Retype all the records with nothing changed.
— START OF Supplied entries —
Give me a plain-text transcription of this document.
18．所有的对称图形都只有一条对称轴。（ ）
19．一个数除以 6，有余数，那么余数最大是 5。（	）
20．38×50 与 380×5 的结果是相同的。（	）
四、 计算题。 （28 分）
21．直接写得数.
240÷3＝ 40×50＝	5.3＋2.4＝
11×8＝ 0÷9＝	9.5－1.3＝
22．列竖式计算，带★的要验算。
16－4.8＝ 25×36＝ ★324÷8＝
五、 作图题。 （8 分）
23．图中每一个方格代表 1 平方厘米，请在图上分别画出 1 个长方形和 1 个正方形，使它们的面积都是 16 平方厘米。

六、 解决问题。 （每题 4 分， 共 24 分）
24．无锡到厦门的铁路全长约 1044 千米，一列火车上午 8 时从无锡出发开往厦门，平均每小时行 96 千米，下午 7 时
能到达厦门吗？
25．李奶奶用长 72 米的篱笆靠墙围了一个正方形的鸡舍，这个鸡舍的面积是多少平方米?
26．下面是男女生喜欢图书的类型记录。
— END OF Supplied entries —
(Solution)
Give me a plain-text transcription of this document.
18．所有的对称图形都只有一条对称轴。（ ）
19．一个数除以 6，有余数，那么余数最大是 5。（	）
20．38×50 与 380×5 的结果是相同的。（	）
四、 计算题。 （28 分）
21．直接写得数.
240÷3＝ 40×50＝	5.3＋2.4＝
11×8＝ 0÷9＝	9.5－1.3＝
22．列竖式计算，带★的要验算。
16－4.8＝ 25×36＝ ★324÷8＝
五、 作图题。 （8 分）
23．图中每一个方格代表 1 平方厘米，请在图上分别画出 1 个长方形和 1 个正方形，使它们的面积都是 16 平方厘米。

六、 解决问题。 （每题 4 分， 共 24 分）
24．无锡到厦门的铁路全长约 1044 千米，一列火车上午 8 时从无锡出发开往厦门，平均每小时行 96 千米，下午 7 时
能到达厦门吗？
25．李奶奶用长 72 米的篱笆靠墙围了一个正方形的鸡舍，这个鸡舍的面积是多少平方米?
26．下面是男女生喜欢图书的类型记录。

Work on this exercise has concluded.